- **YOUR INSTRUCTIONS**:
Copy out the entire court opinion excerpt on the adequacy of the employer's response to the harassment complaint word for word, keeping every citation, quotation mark, and paragraph break intact.

Even though the company did not reprimand Humbrecht, as it well might have, we find this remedial action adequate as a matter of law because it was reasonably calculated to prevent further harassment.   As a result of the two meetings with Barnes, Humbrecht was made aware of his responsibilities, and Knabe was made aware of her rights in case of future improper conduct.   Knabe has presented no evidence that there would have been a hostile work environment had she returned or that Humbrecht would have felt free to continue his harassment upon her return to work.   See Ryczek v. Guest Servs. Inc., 877 F.Supp. 754, 759 (D.D.C.1995) (“Even if the investigation was not handled perfectly, the plaintiff has presented no evidence to suggest that Guest Services did anything that would have allowed any harassment to continue.”);   cf. Konstantopoulos v. Westvaco Corp., 112 F.3d 710 (3d Cir.1997) (rejecting a per se rule that requiring an employee to work in close proximity to co-workers responsible for prior harassment constitutes hostile work environment).

Moreover, Knabe has presented no evidence that, if a proper investigation had been performed, Barnes' response would have been different-namely, she has not shown that Humbrecht would have been reprimanded, suspended, or fired.   Under these circumstances, even assuming that Barnes should have credited Knabe's allegations and concluded that Humbrecht harassed her, Knabe has not established any genuine issues of material fact as to the adequacy of Boury's response to her complaint.

We also reject Knabe's contention that there is a genuine issue of material fact as to whether any remedial action was taken.   According to Knabe, it is unclear from the record whether Barnes actually “warned” Humbrecht not to engage in further harassment.   If Humbrecht was not given a warning, the argument continues, then he was completely exonerated and no remedial action was taken.   See Fuller v. City of Oakland, 47 F.3d 1522, 1529 (9th Cir.1995) (“An employer whose sole action is to conclude that no harassment occurred cannot in any meaningful sense be said to have ‘remedied’ what happened.   Denial does not constitute a remedy.   Nor does the fact of investigation alone suffice;  an investigation is principally a way to determine whether any remedy is needed and cannot substitute for the remedy itself.”).

- **DATA ENTRIES**:
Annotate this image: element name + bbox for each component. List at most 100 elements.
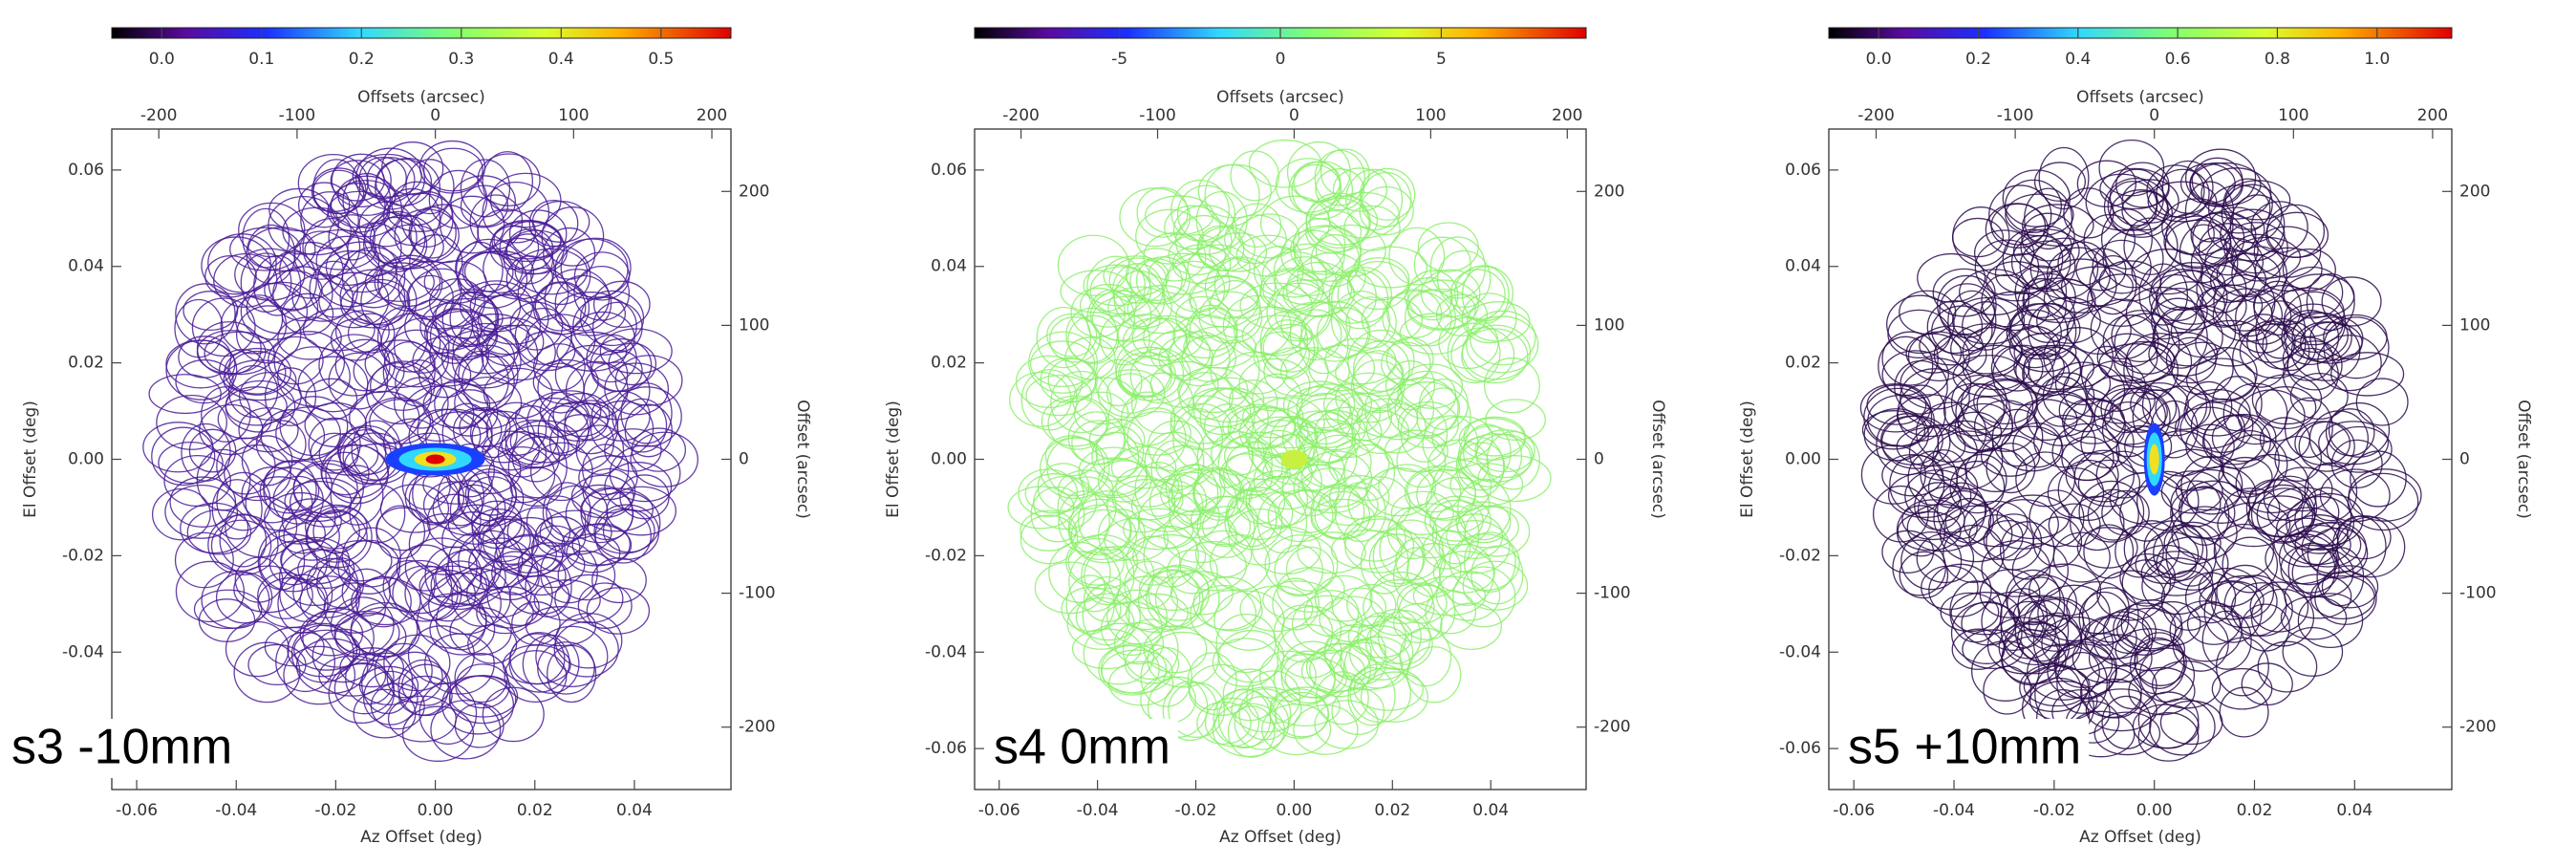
scan-loop — [353, 349, 405, 394]
scan-loop — [1143, 317, 1191, 358]
scan-loop — [290, 624, 354, 683]
scan-loop — [281, 498, 342, 543]
scan-loop — [1242, 397, 1304, 439]
scan-loop — [1357, 612, 1406, 663]
scan-loop — [363, 670, 419, 725]
scan-loop — [383, 187, 441, 247]
scan-loop — [1906, 503, 1978, 552]
scan-loop — [2219, 686, 2269, 738]
scan-loop — [458, 344, 519, 404]
scan-loop — [1262, 323, 1320, 373]
scan-loop — [1397, 370, 1457, 420]
scan-loop — [148, 374, 222, 415]
scan-loop — [1465, 315, 1539, 374]
y-tick-label: 0.00 — [68, 450, 104, 469]
scan-loop — [2075, 248, 2127, 292]
x2-tick-label: 100 — [2278, 106, 2308, 125]
scan-loop — [1289, 309, 1342, 361]
scan-loop — [1296, 383, 1364, 431]
y-tick-label: -0.04 — [62, 642, 104, 661]
scan-loop — [1348, 625, 1414, 681]
scan-loop — [1359, 167, 1416, 221]
scan-loop — [2195, 347, 2258, 401]
label-background — [988, 719, 1178, 778]
scan-loop — [2080, 417, 2135, 469]
scan-loop — [494, 535, 564, 577]
scan-loop — [1315, 671, 1369, 725]
scan-loop — [1174, 214, 1233, 269]
scan-loop — [257, 572, 313, 619]
scan-loop — [2216, 564, 2275, 619]
scan-loop — [2170, 480, 2222, 528]
scan-loop — [300, 191, 359, 249]
scan-loop — [1190, 584, 1257, 644]
scan-loop — [1210, 339, 1260, 400]
x-tick-label: 0.00 — [418, 801, 454, 820]
scan-loop — [2211, 667, 2273, 710]
scan-loop — [539, 390, 602, 432]
scan-loop — [165, 339, 238, 401]
scan-loop — [1928, 563, 1992, 617]
y2-tick-label: 0 — [739, 450, 749, 469]
scan-loop — [233, 565, 304, 614]
scan-loop — [478, 586, 540, 629]
y-tick-label: -0.06 — [1779, 739, 1821, 758]
scan-loop — [1461, 328, 1529, 384]
scan-loop — [2165, 336, 2217, 384]
scan-loop — [1272, 577, 1320, 631]
scan-loop — [1986, 443, 2036, 494]
scan-loop — [1072, 377, 1137, 425]
scan-loop — [1350, 359, 1406, 414]
scan-loop — [375, 158, 433, 206]
scan-loop — [2323, 316, 2390, 379]
scan-loop — [1999, 588, 2049, 649]
source-peak — [1280, 449, 1308, 469]
scan-loop — [1406, 279, 1479, 330]
scan-loop — [1135, 256, 1191, 305]
scan-loop — [210, 519, 272, 572]
scan-loop — [2163, 215, 2232, 268]
scan-loop — [1331, 687, 1385, 735]
scan-loop — [2082, 587, 2139, 643]
scan-loop — [449, 675, 519, 718]
scan-loop — [1030, 486, 1085, 543]
scan-loop — [501, 419, 566, 469]
scan-loop — [1983, 520, 2034, 561]
scan-loop — [2298, 421, 2355, 472]
scan-loop — [2001, 629, 2060, 686]
scan-loop — [1111, 478, 1184, 521]
scan-loop — [318, 432, 379, 476]
scan-loop — [2085, 173, 2158, 231]
scan-loop — [482, 518, 539, 566]
scan-loop — [2283, 291, 2347, 354]
scan-loop — [293, 629, 361, 671]
scan-loop — [1406, 469, 1462, 513]
scan-loop — [1932, 430, 2004, 490]
scan-loop — [2004, 179, 2062, 233]
scan-loop — [537, 405, 590, 456]
y2-axis-label: Offset (arcsec) — [793, 400, 812, 519]
scan-loop — [2067, 305, 2132, 355]
scan-loop — [2102, 608, 2157, 655]
scan-loop — [2237, 389, 2306, 443]
scan-loop — [1422, 529, 1471, 570]
scan-loop — [529, 442, 593, 502]
scan-loop — [1921, 565, 1979, 611]
scan-loop — [1144, 431, 1205, 491]
scan-loop — [207, 233, 277, 293]
source-peak — [2149, 444, 2159, 475]
scan-loop — [454, 652, 508, 704]
scan-loop — [158, 442, 224, 485]
scan-loop — [1397, 401, 1459, 449]
x2-axis-label: Offsets (arcsec) — [2076, 88, 2204, 107]
x2-tick-label: -200 — [1002, 106, 1040, 125]
scan-loop — [419, 569, 477, 622]
colorbar-tick-label: 0.4 — [548, 50, 574, 69]
scan-loop — [2319, 468, 2391, 523]
x-tick-label: -0.06 — [116, 801, 158, 820]
scan-loop — [1952, 355, 2026, 398]
scan-loop — [2185, 148, 2257, 207]
x-tick-label: 0.00 — [1276, 801, 1312, 820]
scan-loop — [310, 432, 359, 474]
y2-axis-label: Offset (arcsec) — [2514, 400, 2533, 519]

- **RESPONSE TO THIS TASK**:
Even though the company did not reprimand Humbrecht, as it well might have, we find this remedial action adequate as a matter of law because it was reasonably calculated to prevent further harassment.   As a result of the two meetings with Barnes, Humbrecht was made aware of his responsibilities, and Knabe was made aware of her rights in case of future improper conduct.   Knabe has presented no evidence that there would have been a hostile work environment had she returned or that Humbrecht would have felt free to continue his harassment upon her return to work.   See Ryczek v. Guest Servs. Inc., 877 F.Supp. 754, 759 (D.D.C.1995) (“Even if the investigation was not handled perfectly, the plaintiff has presented no evidence to suggest that Guest Services did anything that would have allowed any harassment to continue.”);   cf. Konstantopoulos v. Westvaco Corp., 112 F.3d 710 (3d Cir.1997) (rejecting a per se rule that requiring an employee to work in close proximity to co-workers responsible for prior harassment constitutes hostile work environment).

Moreover, Knabe has presented no evidence that, if a proper investigation had been performed, Barnes' response would have been different-namely, she has not shown that Humbrecht would have been reprimanded, suspended, or fired.   Under these circumstances, even assuming that Barnes should have credited Knabe's allegations and concluded that Humbrecht harassed her, Knabe has not established any genuine issues of material fact as to the adequacy of Boury's response to her complaint.

We also reject Knabe's contention that there is a genuine issue of material fact as to whether any remedial action was taken.   According to Knabe, it is unclear from the record whether Barnes actually “warned” Humbrecht not to engage in further harassment.   If Humbrecht was not given a warning, the argument continues, then he was completely exonerated and no remedial action was taken.   See Fuller v. City of Oakland, 47 F.3d 1522, 1529 (9th Cir.1995) (“An employer whose sole action is to conclude that no harassment occurred cannot in any meaningful sense be said to have ‘remedied’ what happened.   Denial does not constitute a remedy.   Nor does the fact of investigation alone suffice;  an investigation is principally a way to determine whether any remedy is needed and cannot substitute for the remedy itself.”).